# WHAT NEEDS TO BE DONE
Filter the lines below, copying only those with the string "если".

--- Start of INFORMATION SUPPLIED ---

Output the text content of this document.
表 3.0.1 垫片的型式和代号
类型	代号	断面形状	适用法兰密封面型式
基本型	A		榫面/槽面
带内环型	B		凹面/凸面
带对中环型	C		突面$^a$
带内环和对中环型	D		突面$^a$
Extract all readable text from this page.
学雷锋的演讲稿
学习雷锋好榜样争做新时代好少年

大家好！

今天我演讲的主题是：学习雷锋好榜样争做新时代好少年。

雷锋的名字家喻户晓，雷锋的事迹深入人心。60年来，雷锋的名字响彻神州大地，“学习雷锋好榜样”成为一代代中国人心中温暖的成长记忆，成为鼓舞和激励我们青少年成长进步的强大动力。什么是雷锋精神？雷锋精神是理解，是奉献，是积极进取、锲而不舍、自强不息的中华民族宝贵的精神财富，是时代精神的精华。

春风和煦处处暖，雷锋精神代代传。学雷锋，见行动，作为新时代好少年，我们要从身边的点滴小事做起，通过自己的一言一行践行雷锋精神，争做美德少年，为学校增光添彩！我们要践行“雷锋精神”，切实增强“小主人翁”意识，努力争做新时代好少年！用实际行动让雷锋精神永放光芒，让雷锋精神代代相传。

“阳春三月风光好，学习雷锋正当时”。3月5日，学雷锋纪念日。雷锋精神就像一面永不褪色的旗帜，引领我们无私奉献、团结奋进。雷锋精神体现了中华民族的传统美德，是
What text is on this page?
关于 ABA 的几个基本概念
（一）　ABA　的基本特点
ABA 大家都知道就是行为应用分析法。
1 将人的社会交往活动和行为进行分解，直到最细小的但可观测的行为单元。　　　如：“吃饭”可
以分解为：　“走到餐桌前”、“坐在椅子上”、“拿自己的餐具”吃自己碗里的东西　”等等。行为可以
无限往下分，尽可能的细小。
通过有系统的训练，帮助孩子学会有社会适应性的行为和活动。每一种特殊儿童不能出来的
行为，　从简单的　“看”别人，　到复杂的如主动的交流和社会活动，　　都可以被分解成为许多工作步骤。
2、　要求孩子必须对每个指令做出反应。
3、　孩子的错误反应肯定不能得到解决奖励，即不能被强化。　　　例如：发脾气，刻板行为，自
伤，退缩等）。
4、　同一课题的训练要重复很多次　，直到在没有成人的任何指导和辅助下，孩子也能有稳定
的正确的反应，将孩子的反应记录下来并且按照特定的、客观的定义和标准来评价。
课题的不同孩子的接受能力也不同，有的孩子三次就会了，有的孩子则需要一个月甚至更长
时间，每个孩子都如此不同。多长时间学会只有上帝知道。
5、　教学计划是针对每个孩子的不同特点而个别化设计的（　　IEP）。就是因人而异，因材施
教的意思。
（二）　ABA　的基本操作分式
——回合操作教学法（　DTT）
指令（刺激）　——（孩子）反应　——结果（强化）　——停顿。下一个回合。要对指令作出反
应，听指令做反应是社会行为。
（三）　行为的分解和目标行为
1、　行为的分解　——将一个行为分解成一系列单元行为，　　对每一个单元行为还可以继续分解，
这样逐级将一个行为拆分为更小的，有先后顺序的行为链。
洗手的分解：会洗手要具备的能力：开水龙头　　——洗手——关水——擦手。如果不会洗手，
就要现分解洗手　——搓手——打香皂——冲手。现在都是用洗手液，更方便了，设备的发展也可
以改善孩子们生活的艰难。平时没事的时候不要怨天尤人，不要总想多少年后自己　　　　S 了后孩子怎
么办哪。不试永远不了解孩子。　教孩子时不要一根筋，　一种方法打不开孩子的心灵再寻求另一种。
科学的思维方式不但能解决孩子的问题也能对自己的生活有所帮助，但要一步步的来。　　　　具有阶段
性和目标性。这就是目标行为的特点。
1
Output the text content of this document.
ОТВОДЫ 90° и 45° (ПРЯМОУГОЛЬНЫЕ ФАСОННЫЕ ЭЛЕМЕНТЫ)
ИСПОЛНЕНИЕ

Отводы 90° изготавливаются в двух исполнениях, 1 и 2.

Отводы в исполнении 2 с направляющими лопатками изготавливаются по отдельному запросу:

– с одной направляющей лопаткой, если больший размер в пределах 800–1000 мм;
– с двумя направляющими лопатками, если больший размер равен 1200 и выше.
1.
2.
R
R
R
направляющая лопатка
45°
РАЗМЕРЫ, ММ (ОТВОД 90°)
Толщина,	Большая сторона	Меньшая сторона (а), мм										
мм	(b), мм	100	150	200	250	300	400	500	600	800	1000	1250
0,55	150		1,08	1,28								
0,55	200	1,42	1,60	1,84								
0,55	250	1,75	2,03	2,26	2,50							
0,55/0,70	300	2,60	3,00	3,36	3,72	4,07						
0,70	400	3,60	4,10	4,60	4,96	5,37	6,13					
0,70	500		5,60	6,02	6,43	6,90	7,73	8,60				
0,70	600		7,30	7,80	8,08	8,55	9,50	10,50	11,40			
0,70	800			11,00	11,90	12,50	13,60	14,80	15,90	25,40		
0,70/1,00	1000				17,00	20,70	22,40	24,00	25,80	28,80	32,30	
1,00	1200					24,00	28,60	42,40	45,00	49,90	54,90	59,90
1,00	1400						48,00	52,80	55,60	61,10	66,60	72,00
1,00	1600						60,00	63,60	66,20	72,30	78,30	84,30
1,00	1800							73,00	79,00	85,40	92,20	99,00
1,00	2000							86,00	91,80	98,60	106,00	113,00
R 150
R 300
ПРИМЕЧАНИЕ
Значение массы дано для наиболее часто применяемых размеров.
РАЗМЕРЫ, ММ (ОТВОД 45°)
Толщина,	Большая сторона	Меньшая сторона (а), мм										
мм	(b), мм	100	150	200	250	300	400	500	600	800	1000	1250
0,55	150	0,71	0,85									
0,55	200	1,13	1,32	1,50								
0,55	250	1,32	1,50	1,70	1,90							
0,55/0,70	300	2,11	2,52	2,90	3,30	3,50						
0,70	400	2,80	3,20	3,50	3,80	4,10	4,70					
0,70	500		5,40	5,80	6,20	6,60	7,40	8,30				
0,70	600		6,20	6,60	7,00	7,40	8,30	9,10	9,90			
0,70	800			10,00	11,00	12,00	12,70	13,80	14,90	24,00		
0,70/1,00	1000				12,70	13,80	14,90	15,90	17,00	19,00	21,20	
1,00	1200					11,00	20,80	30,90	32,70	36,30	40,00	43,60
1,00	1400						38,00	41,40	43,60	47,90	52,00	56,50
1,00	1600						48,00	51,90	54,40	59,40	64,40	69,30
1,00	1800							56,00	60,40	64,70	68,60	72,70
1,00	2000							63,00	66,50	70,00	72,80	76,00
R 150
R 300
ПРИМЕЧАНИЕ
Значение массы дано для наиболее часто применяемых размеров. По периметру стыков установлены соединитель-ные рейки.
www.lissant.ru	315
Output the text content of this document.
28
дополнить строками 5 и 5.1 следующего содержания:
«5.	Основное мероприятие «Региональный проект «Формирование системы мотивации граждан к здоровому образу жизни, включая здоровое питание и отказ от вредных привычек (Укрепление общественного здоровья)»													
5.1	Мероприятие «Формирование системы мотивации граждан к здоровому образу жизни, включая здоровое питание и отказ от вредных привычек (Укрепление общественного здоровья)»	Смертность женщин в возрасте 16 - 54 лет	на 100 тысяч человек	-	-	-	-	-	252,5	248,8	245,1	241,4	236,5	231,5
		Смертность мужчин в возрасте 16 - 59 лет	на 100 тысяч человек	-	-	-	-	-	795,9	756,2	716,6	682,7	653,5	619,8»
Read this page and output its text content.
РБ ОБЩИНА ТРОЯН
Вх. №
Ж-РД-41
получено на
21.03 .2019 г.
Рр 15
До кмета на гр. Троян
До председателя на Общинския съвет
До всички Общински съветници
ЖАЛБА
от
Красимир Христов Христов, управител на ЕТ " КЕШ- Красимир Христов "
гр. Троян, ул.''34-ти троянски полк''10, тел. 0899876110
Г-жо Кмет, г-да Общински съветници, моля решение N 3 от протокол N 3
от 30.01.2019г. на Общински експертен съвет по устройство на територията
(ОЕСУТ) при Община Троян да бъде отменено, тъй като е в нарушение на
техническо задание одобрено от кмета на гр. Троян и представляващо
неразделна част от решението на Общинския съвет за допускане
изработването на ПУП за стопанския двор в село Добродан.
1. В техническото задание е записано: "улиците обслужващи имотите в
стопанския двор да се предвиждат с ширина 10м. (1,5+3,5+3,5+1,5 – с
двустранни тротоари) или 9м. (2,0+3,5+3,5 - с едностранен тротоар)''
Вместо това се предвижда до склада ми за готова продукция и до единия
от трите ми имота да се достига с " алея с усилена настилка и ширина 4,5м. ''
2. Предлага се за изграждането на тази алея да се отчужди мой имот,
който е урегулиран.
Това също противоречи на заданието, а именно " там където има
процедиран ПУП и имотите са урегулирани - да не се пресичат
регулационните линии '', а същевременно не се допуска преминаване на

--- End of INFORMATION SUPPLIED ---

# THE SOLUTION
– с одной направляющей лопаткой, если больший размер в пределах 800–1000 мм;
– с двумя направляющими лопатками, если больший размер равен 1200 и выше.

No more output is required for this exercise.